Each line that holds the word "High" should be returned.

==== Dataset extract

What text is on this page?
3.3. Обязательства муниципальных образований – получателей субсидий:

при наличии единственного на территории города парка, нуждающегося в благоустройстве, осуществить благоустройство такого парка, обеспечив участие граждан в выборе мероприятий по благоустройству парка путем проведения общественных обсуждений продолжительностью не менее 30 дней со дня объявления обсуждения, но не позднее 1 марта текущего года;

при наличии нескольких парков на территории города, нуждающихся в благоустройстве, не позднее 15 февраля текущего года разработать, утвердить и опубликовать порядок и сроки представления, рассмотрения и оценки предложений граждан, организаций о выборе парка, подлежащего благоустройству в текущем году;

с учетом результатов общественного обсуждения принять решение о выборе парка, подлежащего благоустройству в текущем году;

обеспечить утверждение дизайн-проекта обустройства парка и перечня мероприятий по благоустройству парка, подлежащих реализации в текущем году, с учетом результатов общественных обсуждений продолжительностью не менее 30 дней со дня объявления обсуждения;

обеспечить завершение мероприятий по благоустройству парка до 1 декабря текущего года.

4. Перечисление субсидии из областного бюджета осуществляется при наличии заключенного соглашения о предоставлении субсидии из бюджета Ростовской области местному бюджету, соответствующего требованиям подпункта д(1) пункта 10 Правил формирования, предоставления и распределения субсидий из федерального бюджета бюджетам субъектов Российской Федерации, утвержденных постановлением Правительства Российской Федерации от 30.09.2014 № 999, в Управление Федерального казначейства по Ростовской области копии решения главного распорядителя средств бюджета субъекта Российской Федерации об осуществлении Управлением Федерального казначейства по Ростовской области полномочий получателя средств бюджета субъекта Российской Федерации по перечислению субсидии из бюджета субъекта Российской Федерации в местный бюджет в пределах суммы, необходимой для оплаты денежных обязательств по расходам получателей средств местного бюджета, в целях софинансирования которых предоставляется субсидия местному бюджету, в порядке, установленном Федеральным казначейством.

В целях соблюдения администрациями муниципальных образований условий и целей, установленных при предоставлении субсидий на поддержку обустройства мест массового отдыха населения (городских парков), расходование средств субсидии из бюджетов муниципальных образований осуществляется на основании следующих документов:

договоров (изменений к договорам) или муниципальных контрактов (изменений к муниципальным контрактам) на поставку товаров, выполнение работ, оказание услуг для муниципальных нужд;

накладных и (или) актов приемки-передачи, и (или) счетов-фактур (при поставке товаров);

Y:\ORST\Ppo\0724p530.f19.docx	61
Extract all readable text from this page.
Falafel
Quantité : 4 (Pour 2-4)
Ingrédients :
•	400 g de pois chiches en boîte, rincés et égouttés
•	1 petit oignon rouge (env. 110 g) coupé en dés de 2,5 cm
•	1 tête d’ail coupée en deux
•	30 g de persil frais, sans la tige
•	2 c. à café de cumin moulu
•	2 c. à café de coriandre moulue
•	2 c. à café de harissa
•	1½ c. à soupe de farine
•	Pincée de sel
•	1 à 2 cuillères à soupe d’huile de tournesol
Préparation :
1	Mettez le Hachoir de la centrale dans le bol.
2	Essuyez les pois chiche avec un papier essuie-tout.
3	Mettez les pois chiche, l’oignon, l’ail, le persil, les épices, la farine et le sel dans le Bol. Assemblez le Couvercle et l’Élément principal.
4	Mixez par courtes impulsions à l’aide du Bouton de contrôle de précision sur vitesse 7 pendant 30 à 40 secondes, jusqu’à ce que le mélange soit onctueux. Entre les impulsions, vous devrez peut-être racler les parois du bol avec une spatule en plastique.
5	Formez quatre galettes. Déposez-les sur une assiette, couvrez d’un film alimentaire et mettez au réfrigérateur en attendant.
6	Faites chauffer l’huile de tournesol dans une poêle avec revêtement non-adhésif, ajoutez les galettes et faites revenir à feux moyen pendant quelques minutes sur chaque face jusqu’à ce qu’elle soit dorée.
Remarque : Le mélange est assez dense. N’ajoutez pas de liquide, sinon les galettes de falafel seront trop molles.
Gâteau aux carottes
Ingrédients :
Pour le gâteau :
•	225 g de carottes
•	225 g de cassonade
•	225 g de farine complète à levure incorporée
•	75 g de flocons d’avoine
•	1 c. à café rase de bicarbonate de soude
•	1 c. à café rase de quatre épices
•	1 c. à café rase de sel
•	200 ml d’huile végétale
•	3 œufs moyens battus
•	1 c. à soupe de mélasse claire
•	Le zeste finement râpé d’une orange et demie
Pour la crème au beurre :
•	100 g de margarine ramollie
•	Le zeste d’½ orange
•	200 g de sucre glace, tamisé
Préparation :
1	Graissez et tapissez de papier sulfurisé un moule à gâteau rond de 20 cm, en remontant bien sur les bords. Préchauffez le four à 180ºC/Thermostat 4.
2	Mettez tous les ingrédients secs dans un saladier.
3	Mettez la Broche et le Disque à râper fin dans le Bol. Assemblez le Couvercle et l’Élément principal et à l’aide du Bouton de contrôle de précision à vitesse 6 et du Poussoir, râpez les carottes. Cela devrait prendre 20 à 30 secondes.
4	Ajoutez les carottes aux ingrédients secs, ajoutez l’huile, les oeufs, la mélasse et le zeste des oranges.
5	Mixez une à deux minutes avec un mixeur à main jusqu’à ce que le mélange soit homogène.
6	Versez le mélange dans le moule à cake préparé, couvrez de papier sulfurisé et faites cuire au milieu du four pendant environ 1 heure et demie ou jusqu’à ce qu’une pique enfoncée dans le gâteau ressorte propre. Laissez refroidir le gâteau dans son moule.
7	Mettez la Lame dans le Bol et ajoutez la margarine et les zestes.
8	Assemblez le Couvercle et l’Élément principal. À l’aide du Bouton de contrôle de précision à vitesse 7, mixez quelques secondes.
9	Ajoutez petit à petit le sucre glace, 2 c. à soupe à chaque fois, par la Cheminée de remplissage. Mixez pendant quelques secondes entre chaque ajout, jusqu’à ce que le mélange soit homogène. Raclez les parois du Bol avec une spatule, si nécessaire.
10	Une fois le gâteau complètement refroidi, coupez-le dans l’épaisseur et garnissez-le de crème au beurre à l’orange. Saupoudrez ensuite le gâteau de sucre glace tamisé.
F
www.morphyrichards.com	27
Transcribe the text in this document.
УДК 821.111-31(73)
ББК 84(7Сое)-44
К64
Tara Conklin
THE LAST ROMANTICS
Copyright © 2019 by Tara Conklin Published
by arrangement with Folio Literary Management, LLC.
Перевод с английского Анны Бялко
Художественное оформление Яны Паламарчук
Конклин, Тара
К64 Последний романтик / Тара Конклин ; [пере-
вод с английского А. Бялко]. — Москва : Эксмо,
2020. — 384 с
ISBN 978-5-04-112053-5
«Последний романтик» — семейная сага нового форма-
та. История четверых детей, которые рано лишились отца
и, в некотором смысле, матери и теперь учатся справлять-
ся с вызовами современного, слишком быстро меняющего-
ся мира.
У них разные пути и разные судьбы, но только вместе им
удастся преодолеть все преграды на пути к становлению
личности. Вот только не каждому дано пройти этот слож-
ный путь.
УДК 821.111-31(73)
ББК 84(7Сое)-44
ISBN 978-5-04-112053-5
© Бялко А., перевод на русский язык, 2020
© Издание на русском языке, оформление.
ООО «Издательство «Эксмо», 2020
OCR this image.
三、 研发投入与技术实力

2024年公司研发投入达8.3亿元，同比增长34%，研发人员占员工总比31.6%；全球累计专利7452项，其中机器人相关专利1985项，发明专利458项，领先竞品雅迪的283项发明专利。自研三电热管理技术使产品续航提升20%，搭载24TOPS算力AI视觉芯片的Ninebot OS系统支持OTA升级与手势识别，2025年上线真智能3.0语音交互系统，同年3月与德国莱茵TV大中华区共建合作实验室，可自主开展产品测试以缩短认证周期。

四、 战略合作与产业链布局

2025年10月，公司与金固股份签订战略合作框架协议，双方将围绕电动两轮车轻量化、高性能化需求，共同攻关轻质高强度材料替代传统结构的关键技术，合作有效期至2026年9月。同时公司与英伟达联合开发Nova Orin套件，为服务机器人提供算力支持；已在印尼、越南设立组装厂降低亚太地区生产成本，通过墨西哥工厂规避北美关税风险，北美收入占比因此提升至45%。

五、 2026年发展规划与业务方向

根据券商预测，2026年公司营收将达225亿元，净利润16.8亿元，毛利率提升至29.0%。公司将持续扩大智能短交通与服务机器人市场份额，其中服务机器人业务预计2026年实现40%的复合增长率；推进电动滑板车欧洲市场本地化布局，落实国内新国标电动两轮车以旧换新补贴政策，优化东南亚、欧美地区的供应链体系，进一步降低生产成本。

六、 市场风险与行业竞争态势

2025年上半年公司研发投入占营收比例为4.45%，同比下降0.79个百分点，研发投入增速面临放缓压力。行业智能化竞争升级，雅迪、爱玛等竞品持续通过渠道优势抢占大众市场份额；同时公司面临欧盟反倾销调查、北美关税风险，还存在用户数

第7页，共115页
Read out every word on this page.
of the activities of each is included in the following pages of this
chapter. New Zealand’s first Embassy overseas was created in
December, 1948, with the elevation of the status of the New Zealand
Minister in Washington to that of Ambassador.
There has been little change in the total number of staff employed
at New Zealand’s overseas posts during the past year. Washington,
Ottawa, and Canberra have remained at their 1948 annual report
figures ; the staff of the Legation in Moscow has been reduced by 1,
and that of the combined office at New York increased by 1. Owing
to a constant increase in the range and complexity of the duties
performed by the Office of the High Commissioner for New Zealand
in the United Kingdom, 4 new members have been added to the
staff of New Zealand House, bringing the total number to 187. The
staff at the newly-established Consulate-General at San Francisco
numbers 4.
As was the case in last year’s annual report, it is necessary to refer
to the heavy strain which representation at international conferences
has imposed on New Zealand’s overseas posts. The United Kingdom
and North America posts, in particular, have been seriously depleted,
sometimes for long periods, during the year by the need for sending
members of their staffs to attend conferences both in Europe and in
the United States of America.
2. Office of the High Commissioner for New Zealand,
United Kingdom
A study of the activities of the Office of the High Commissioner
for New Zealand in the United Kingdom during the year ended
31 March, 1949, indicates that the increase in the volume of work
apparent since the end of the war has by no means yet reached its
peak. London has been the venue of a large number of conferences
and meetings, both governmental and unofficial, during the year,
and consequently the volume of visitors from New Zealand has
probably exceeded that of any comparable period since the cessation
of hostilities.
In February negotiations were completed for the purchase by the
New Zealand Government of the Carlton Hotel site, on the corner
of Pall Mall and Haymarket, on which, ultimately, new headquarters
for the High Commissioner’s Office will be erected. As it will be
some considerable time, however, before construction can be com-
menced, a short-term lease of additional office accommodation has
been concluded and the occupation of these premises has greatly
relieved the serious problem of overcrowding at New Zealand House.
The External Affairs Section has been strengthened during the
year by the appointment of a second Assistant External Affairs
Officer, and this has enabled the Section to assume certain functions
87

========

# Exercise result
performed by the Office of the High Commissioner for New Zealand
2. Office of the High Commissioner for New Zealand,
A study of the activities of the Office of the High Commissioner
for the High Commissioner’s Office will be erected. As it will be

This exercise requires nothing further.